───── DATA EXCERPTS ─────

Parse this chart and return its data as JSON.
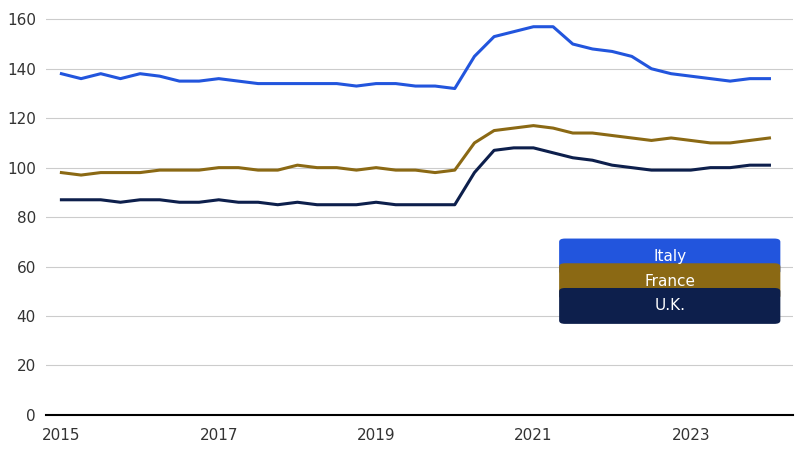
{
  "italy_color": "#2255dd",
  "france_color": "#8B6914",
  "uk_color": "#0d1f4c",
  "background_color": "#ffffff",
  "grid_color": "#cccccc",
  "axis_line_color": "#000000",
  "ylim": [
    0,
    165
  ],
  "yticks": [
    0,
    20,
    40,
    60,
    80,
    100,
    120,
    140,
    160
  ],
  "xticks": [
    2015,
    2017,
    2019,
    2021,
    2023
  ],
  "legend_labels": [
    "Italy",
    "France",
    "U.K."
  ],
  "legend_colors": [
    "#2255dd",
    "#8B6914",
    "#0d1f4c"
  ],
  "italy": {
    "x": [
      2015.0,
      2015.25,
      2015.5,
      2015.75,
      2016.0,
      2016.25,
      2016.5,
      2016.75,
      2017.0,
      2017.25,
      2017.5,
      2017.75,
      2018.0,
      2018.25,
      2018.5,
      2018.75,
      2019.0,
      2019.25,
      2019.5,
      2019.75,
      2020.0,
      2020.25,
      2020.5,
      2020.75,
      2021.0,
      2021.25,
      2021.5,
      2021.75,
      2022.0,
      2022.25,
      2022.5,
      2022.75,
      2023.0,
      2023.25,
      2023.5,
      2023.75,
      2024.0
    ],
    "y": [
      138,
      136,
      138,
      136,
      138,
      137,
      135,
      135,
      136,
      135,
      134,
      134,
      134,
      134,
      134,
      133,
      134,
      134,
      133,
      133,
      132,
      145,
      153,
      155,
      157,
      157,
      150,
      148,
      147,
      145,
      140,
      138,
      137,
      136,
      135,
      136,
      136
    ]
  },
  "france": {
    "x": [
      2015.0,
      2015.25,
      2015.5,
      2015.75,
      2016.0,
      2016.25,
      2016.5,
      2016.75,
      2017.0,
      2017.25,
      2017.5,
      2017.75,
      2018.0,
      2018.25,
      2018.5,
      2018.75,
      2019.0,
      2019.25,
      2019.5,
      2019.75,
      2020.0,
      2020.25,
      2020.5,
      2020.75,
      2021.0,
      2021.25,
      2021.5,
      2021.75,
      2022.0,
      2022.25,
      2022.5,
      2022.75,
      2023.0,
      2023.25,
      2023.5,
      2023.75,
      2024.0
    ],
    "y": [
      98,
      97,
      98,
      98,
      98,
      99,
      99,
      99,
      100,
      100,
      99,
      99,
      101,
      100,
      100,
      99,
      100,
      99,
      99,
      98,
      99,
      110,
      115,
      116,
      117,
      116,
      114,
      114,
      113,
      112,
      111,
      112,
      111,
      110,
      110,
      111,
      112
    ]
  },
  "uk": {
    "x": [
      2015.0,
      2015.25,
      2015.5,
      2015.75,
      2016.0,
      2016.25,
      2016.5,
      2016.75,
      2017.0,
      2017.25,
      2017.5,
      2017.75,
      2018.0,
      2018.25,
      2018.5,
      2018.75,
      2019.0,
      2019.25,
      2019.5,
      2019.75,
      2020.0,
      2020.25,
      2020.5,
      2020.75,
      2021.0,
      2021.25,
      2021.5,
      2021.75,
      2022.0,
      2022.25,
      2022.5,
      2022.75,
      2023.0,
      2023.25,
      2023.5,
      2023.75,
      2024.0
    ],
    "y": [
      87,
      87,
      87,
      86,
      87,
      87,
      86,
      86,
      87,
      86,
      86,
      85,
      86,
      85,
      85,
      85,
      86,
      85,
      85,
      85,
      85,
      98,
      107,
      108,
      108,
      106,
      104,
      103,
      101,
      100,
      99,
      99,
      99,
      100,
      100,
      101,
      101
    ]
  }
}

─────

EXERCISE DIRECTIONS: Return the listing above unchanged, apart from dropping its pictures.

WRITTEN SOLUTION:
Parse this chart and return its data as JSON.
{
  "italy_color": "#2255dd",
  "france_color": "#8B6914",
  "uk_color": "#0d1f4c",
  "background_color": "#ffffff",
  "grid_color": "#cccccc",
  "axis_line_color": "#000000",
  "ylim": [
    0,
    165
  ],
  "yticks": [
    0,
    20,
    40,
    60,
    80,
    100,
    120,
    140,
    160
  ],
  "xticks": [
    2015,
    2017,
    2019,
    2021,
    2023
  ],
  "legend_labels": [
    "Italy",
    "France",
    "U.K."
  ],
  "legend_colors": [
    "#2255dd",
    "#8B6914",
    "#0d1f4c"
  ],
  "italy": {
    "x": [
      2015.0,
      2015.25,
      2015.5,
      2015.75,
      2016.0,
      2016.25,
      2016.5,
      2016.75,
      2017.0,
      2017.25,
      2017.5,
      2017.75,
      2018.0,
      2018.25,
      2018.5,
      2018.75,
      2019.0,
      2019.25,
      2019.5,
      2019.75,
      2020.0,
      2020.25,
      2020.5,
      2020.75,
      2021.0,
      2021.25,
      2021.5,
      2021.75,
      2022.0,
      2022.25,
      2022.5,
      2022.75,
      2023.0,
      2023.25,
      2023.5,
      2023.75,
      2024.0
    ],
    "y": [
      138,
      136,
      138,
      136,
      138,
      137,
      135,
      135,
      136,
      135,
      134,
      134,
      134,
      134,
      134,
      133,
      134,
      134,
      133,
      133,
      132,
      145,
      153,
      155,
      157,
      157,
      150,
      148,
      147,
      145,
      140,
      138,
      137,
      136,
      135,
      136,
      136
    ]
  },
  "france": {
    "x": [
      2015.0,
      2015.25,
      2015.5,
      2015.75,
      2016.0,
      2016.25,
      2016.5,
      2016.75,
      2017.0,
      2017.25,
      2017.5,
      2017.75,
      2018.0,
      2018.25,
      2018.5,
      2018.75,
      2019.0,
      2019.25,
      2019.5,
      2019.75,
      2020.0,
      2020.25,
      2020.5,
      2020.75,
      2021.0,
      2021.25,
      2021.5,
      2021.75,
      2022.0,
      2022.25,
      2022.5,
      2022.75,
      2023.0,
      2023.25,
      2023.5,
      2023.75,
      2024.0
    ],
    "y": [
      98,
      97,
      98,
      98,
      98,
      99,
      99,
      99,
      100,
      100,
      99,
      99,
      101,
      100,
      100,
      99,
      100,
      99,
      99,
      98,
      99,
      110,
      115,
      116,
      117,
      116,
      114,
      114,
      113,
      112,
      111,
      112,
      111,
      110,
      110,
      111,
      112
    ]
  },
  "uk": {
    "x": [
      2015.0,
      2015.25,
      2015.5,
      2015.75,
      2016.0,
      2016.25,
      2016.5,
      2016.75,
      2017.0,
      2017.25,
      2017.5,
      2017.75,
      2018.0,
      2018.25,
      2018.5,
      2018.75,
      2019.0,
      2019.25,
      2019.5,
      2019.75,
      2020.0,
      2020.25,
      2020.5,
      2020.75,
      2021.0,
      2021.25,
      2021.5,
      2021.75,
      2022.0,
      2022.25,
      2022.5,
      2022.75,
      2023.0,
      2023.25,
      2023.5,
      2023.75,
      2024.0
    ],
    "y": [
      87,
      87,
      87,
      86,
      87,
      87,
      86,
      86,
      87,
      86,
      86,
      85,
      86,
      85,
      85,
      85,
      86,
      85,
      85,
      85,
      85,
      98,
      107,
      108,
      108,
      106,
      104,
      103,
      101,
      100,
      99,
      99,
      99,
      100,
      100,
      101,
      101
    ]
  }
}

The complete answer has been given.